#### Exercise description:
Please gather every line of the material that contains the string "elements", copying each one in full. The match is case-sensitive.

Annotated element listings:
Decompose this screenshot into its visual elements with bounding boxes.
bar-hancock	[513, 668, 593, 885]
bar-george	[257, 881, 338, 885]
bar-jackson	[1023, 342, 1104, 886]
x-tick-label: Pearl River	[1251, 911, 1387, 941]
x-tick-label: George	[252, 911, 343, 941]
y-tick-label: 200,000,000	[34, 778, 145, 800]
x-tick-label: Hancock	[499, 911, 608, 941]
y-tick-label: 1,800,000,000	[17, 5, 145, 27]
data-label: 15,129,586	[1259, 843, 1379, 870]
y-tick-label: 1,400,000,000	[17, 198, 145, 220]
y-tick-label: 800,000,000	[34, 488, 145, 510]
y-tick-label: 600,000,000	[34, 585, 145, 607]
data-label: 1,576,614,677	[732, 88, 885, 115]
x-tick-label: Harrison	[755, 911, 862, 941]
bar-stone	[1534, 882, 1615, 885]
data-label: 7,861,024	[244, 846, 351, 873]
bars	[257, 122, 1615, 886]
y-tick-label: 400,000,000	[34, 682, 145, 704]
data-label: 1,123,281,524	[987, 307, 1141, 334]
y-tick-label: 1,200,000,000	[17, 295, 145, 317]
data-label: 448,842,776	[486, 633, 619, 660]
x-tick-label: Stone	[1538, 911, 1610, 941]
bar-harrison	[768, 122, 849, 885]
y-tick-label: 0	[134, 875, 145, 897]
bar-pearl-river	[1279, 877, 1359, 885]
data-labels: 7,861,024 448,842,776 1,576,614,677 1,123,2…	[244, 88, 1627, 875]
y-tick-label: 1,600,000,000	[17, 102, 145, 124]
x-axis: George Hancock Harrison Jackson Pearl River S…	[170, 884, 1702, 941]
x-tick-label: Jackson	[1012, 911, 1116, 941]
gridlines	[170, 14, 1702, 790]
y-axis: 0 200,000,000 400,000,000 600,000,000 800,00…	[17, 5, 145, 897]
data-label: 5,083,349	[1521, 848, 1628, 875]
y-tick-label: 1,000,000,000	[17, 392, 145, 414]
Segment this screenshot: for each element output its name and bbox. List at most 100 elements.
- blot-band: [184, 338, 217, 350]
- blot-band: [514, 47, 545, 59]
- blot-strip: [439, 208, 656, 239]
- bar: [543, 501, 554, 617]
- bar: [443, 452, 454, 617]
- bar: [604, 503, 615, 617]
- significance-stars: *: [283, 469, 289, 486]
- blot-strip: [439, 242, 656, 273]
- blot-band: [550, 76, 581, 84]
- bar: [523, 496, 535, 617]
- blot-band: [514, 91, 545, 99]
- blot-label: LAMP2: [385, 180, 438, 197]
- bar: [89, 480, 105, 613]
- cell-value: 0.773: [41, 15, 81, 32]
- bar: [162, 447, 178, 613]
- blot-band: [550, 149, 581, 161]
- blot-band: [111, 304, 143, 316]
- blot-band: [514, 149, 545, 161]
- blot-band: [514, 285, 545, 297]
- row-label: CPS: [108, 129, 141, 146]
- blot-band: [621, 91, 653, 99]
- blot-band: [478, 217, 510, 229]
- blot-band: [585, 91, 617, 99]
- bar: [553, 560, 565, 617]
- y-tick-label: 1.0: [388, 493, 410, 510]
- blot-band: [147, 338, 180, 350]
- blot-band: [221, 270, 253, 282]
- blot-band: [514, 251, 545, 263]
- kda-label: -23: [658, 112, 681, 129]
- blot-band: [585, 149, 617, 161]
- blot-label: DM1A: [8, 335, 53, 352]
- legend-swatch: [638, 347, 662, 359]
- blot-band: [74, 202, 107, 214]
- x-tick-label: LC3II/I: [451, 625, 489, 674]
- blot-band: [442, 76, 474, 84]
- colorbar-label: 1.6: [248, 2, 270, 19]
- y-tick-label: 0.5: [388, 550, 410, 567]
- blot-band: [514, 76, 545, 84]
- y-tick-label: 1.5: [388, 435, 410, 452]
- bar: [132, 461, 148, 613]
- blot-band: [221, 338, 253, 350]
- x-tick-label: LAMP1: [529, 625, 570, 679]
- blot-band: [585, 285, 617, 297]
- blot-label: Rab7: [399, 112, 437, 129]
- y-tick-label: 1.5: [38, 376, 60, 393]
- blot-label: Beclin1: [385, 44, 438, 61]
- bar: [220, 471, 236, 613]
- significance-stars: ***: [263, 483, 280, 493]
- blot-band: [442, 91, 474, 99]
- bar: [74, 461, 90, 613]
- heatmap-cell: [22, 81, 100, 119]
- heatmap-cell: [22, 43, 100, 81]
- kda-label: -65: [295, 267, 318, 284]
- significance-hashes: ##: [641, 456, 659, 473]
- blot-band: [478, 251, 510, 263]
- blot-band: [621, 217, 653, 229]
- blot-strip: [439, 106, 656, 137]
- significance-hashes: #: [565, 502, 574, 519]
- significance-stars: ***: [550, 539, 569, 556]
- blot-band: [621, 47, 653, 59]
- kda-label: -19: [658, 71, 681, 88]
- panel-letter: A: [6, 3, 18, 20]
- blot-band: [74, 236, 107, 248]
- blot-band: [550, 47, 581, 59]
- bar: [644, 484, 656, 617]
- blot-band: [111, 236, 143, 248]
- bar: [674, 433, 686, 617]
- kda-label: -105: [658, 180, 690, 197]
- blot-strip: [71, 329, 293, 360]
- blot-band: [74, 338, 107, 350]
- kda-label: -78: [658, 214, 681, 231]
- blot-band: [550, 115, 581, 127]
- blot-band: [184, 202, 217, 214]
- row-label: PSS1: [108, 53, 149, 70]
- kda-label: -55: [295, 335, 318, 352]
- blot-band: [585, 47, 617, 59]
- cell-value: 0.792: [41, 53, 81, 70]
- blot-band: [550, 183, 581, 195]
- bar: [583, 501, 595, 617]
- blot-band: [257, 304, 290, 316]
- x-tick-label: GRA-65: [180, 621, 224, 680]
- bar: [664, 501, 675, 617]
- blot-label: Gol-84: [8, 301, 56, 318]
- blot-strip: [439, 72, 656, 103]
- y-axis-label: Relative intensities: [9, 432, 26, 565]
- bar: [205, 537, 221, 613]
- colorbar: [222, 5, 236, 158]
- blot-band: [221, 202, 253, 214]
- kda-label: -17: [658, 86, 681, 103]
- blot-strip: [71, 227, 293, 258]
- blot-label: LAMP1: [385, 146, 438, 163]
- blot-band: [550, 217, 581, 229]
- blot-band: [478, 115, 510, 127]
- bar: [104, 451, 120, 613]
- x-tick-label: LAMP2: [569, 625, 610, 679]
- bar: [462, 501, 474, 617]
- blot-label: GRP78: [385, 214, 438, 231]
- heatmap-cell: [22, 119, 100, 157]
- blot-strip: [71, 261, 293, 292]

#### The solution:
Decompose this screenshot into its visual elements with bounding boxes.
Segment this screenshot: for each element output its name and bbox. List at most 100 elements.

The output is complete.